▶ _SOURCE EXTRACT_:
-- Opening Marker --

“Authenticity is the daily practice of letting go of who we think we are supposed to be and embracing who we are.” Brene Brown
From the moment we are born our identity is beginning to form. Little by little our small brains are uploaded with information about who we should be or what we should believe. We don’t question these ideas because we don’t have the capacity to when we are so young. We are told who we should be for so long we eventually believe them. Are we who our parents think we should be? Are we what our friends think we are? Are we our societal roles? Finding your authentic self is a lifelong journey, but one that’s essential to embark on.
1. Who are you when you’re alone?

-- Closing Marker --

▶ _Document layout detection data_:
-- Opening Marker --

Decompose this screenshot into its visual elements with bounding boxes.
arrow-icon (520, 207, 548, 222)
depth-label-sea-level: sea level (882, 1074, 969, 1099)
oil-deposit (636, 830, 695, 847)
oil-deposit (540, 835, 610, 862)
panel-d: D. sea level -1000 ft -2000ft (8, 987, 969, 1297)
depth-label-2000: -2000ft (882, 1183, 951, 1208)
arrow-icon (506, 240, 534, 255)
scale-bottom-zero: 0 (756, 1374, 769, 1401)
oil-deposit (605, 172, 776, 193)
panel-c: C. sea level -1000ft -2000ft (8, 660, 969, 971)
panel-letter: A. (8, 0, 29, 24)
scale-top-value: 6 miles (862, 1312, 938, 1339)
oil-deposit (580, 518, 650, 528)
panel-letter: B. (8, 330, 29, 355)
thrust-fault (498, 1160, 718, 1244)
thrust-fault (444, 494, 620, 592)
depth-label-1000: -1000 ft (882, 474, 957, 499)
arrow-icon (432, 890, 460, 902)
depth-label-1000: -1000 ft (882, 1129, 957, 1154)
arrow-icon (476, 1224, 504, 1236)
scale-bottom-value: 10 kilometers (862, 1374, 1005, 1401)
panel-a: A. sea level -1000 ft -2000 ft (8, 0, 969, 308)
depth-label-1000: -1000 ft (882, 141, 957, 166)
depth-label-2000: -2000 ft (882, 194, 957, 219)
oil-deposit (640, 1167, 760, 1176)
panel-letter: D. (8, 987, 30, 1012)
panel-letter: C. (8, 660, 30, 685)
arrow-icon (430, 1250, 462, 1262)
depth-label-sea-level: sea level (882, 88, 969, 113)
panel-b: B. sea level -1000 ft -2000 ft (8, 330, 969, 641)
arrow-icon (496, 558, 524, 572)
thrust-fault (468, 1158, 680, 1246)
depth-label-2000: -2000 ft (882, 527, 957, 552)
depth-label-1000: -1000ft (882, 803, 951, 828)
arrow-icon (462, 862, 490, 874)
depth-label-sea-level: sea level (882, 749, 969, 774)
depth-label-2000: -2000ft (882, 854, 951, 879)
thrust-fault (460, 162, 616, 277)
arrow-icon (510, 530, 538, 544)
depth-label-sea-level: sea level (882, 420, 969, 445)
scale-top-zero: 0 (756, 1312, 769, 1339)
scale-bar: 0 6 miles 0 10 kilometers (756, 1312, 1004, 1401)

-- Closing Marker --

▶ _PROBLEM_: Summarize the passage on finding your authentic self in two sentences.

▶ _EXERCISE RESULT_: From birth, our identity forms as we absorb information about who we should be and what we should believe, ideas we are too young to question and eventually come to believe. Finding your authentic self, which the opening quote from Brene Brown describes as letting go of who we think we are supposed to be and embracing who we are, is a lifelong but essential journey.